— BEGIN Provided records —
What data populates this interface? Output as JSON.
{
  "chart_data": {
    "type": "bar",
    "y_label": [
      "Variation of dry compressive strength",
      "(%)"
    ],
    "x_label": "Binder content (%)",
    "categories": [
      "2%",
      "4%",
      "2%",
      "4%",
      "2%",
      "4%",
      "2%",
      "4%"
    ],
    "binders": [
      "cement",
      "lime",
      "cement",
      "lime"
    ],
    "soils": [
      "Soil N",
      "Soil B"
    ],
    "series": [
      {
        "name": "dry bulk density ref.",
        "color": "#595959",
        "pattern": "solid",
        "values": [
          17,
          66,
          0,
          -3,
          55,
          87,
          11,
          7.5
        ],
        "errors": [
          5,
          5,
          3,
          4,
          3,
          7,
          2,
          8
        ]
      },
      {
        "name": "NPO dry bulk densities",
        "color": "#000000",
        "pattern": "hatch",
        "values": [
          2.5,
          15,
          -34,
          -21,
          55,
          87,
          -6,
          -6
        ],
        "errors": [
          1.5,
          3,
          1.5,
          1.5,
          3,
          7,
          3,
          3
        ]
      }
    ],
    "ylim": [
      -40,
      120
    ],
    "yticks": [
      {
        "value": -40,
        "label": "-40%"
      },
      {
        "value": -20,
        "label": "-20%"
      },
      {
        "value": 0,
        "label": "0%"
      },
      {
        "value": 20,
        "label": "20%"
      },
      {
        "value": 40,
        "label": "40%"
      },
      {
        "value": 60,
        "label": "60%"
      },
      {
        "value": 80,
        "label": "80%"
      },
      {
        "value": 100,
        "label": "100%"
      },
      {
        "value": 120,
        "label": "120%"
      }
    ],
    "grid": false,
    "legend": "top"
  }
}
— END Provided records —
**What needs to be done:**
Transcribe every record above exactly as it appears.

**Written solution:**
What data populates this interface? Output as JSON.
{
  "chart_data": {
    "type": "bar",
    "y_label": [
      "Variation of dry compressive strength",
      "(%)"
    ],
    "x_label": "Binder content (%)",
    "categories": [
      "2%",
      "4%",
      "2%",
      "4%",
      "2%",
      "4%",
      "2%",
      "4%"
    ],
    "binders": [
      "cement",
      "lime",
      "cement",
      "lime"
    ],
    "soils": [
      "Soil N",
      "Soil B"
    ],
    "series": [
      {
        "name": "dry bulk density ref.",
        "color": "#595959",
        "pattern": "solid",
        "values": [
          17,
          66,
          0,
          -3,
          55,
          87,
          11,
          7.5
        ],
        "errors": [
          5,
          5,
          3,
          4,
          3,
          7,
          2,
          8
        ]
      },
      {
        "name": "NPO dry bulk densities",
        "color": "#000000",
        "pattern": "hatch",
        "values": [
          2.5,
          15,
          -34,
          -21,
          55,
          87,
          -6,
          -6
        ],
        "errors": [
          1.5,
          3,
          1.5,
          1.5,
          3,
          7,
          3,
          3
        ]
      }
    ],
    "ylim": [
      -40,
      120
    ],
    "yticks": [
      {
        "value": -40,
        "label": "-40%"
      },
      {
        "value": -20,
        "label": "-20%"
      },
      {
        "value": 0,
        "label": "0%"
      },
      {
        "value": 20,
        "label": "20%"
      },
      {
        "value": 40,
        "label": "40%"
      },
      {
        "value": 60,
        "label": "60%"
      },
      {
        "value": 80,
        "label": "80%"
      },
      {
        "value": 100,
        "label": "100%"
      },
      {
        "value": 120,
        "label": "120%"
      }
    ],
    "grid": false,
    "legend": "top"
  }
}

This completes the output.